Look through the data for the string "xlabel". Copy every line where it is found.

(Data records)
════════════════

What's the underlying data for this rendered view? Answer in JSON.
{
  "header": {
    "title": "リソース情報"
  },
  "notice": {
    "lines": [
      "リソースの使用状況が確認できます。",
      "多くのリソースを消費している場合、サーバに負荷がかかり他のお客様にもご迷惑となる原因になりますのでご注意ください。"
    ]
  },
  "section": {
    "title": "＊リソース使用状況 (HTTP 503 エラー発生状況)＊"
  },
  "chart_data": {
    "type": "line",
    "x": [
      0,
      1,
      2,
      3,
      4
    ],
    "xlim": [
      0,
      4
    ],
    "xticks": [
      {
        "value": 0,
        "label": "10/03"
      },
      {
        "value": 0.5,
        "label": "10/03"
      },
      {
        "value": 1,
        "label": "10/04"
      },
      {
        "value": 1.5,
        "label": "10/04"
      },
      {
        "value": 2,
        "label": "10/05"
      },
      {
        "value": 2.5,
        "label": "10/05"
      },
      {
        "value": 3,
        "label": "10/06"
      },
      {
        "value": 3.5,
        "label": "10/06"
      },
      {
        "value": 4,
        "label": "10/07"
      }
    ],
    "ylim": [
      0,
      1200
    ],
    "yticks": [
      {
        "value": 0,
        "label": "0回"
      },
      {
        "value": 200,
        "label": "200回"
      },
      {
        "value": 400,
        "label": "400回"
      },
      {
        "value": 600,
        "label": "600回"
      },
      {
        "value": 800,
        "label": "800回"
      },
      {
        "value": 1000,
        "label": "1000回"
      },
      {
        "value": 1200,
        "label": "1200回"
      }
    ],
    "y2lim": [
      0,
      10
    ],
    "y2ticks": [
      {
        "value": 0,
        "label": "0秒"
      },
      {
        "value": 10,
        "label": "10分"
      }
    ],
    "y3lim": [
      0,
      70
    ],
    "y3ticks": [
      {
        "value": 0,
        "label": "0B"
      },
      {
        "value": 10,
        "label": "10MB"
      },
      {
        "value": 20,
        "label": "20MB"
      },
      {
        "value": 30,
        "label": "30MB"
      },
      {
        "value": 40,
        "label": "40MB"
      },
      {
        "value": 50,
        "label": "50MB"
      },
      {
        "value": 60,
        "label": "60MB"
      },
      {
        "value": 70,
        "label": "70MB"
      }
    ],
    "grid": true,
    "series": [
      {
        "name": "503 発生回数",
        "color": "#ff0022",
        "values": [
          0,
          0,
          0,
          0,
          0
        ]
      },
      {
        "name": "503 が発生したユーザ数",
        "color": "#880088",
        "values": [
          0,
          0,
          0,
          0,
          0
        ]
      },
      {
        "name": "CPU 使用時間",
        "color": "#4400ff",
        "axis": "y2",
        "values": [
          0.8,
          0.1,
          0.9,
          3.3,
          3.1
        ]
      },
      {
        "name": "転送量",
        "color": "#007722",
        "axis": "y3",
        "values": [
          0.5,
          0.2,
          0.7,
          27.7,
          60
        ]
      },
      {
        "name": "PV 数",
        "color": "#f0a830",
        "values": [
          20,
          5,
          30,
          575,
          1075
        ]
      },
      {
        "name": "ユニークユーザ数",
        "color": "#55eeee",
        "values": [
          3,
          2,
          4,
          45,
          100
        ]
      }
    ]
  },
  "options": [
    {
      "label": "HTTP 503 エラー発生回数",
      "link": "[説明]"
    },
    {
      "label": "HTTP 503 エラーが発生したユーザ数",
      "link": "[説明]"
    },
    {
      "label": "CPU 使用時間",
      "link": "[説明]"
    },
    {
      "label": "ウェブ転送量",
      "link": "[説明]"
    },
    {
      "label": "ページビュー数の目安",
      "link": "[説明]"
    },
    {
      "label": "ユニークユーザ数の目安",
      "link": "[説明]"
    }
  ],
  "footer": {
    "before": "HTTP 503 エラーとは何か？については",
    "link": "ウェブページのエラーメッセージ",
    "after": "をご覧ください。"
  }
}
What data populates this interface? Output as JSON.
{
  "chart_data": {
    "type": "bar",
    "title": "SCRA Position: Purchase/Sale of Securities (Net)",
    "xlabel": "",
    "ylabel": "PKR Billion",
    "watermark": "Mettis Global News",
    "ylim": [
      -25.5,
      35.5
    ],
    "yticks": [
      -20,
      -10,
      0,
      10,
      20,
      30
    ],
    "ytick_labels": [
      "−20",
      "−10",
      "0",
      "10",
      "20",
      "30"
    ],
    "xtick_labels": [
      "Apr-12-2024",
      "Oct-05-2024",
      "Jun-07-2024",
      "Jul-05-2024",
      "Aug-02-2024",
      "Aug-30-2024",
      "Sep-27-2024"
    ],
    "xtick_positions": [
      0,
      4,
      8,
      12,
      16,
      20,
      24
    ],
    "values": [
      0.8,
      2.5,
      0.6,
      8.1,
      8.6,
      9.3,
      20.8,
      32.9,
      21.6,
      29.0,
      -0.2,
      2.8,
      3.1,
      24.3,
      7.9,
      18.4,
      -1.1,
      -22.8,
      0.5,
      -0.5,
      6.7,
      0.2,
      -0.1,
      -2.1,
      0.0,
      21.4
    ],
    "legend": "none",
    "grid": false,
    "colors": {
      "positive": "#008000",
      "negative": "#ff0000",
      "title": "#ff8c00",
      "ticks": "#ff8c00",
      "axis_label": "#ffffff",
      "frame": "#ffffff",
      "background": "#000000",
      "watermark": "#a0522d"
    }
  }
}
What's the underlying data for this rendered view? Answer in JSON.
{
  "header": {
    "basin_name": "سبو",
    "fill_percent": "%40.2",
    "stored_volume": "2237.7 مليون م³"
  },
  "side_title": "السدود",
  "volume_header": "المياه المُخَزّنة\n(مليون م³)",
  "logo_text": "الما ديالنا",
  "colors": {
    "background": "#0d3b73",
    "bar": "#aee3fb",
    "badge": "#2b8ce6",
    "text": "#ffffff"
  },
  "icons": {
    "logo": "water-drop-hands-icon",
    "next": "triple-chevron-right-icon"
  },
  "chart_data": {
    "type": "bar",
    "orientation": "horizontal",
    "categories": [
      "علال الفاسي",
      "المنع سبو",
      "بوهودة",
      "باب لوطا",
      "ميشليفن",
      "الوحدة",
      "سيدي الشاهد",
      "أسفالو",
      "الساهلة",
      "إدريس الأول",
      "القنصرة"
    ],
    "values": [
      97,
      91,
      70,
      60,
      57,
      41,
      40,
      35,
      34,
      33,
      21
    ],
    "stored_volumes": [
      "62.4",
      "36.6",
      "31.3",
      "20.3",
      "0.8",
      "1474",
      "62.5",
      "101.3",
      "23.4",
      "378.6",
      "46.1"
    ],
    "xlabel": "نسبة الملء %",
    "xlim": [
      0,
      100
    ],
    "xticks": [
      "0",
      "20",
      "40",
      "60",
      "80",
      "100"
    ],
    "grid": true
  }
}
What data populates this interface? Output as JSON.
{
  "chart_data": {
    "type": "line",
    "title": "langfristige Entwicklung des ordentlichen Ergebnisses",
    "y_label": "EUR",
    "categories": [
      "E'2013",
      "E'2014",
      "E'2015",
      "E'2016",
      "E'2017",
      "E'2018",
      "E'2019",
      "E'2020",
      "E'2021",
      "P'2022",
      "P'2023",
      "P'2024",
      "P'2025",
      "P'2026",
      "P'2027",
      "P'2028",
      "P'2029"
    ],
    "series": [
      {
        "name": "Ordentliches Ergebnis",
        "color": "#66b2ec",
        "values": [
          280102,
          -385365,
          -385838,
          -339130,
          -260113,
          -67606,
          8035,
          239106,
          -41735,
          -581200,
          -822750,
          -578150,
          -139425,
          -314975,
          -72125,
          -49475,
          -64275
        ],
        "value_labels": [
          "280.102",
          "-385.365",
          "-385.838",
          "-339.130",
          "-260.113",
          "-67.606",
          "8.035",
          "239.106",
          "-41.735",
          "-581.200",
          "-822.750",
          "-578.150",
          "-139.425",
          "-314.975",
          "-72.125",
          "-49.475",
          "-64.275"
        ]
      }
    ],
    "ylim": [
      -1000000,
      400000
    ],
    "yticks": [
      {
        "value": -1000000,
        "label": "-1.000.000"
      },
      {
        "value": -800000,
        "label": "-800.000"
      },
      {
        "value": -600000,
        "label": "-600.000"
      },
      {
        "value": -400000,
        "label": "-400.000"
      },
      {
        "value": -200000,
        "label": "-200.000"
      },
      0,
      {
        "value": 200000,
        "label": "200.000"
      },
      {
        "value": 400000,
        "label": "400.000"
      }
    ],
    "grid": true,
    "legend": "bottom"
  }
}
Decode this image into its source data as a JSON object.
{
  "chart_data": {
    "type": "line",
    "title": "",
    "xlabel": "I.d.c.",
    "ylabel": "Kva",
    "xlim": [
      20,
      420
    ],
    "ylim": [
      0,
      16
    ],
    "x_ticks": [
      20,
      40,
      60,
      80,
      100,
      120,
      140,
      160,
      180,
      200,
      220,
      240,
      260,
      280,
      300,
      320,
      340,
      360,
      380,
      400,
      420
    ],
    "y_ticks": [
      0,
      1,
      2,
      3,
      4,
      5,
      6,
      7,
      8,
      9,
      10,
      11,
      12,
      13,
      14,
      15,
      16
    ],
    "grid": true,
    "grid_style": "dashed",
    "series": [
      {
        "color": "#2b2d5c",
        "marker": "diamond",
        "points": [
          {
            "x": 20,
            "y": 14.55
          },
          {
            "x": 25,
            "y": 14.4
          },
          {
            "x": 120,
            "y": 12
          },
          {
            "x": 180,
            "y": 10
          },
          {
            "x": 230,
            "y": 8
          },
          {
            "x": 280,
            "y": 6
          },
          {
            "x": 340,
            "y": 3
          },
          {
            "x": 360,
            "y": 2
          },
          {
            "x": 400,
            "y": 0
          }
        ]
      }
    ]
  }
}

════════════════

== WRITTEN RESPONSE ==
    "xlabel": "",
    "xlabel": "نسبة الملء %",
    "xlabel": "I.d.c.",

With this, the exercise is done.